For each line in the data below that holds "this", return a copy.

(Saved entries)
==================================================
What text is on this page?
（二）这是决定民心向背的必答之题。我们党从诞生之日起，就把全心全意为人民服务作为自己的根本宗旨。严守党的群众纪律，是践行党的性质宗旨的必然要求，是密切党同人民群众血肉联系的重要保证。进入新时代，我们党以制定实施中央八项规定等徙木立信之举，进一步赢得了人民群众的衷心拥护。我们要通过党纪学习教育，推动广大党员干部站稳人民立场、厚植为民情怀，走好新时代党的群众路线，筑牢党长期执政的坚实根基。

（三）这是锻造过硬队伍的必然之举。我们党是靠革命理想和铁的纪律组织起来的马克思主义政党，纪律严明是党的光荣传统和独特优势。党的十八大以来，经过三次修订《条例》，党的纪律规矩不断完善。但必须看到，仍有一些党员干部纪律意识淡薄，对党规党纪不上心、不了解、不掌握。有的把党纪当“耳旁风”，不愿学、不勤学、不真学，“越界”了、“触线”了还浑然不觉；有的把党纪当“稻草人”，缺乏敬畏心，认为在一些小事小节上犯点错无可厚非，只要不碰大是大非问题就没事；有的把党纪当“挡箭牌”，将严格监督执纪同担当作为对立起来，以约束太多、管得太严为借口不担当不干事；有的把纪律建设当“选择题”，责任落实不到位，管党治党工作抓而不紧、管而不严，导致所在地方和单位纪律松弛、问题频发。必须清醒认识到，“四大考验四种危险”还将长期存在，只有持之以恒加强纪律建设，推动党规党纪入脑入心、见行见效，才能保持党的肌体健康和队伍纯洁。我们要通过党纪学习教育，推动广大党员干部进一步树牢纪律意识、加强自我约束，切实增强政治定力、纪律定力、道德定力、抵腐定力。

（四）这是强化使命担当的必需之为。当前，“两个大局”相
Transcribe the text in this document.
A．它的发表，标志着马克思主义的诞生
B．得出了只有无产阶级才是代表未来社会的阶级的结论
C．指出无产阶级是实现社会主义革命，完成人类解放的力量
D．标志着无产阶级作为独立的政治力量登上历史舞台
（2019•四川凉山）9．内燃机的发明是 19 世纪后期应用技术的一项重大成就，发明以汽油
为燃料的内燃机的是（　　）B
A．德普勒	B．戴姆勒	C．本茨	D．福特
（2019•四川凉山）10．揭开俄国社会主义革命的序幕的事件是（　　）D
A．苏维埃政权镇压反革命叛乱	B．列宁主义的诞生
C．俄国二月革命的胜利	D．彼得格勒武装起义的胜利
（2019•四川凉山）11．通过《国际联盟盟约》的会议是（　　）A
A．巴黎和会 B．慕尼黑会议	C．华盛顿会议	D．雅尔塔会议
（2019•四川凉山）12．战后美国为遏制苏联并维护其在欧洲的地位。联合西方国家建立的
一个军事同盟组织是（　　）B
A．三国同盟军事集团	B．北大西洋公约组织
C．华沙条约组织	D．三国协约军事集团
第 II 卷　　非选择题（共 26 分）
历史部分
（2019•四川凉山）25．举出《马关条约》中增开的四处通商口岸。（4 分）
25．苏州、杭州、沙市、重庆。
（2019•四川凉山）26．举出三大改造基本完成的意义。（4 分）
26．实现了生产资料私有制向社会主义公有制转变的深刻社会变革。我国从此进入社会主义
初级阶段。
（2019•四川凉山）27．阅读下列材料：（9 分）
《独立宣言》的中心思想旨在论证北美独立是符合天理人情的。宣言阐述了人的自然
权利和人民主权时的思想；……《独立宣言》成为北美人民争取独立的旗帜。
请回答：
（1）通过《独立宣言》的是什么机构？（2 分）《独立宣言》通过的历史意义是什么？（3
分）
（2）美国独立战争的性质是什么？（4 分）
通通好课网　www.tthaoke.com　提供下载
==================================================
> **Worked answer**:
What text is on this page?
Transcribe the text in this document.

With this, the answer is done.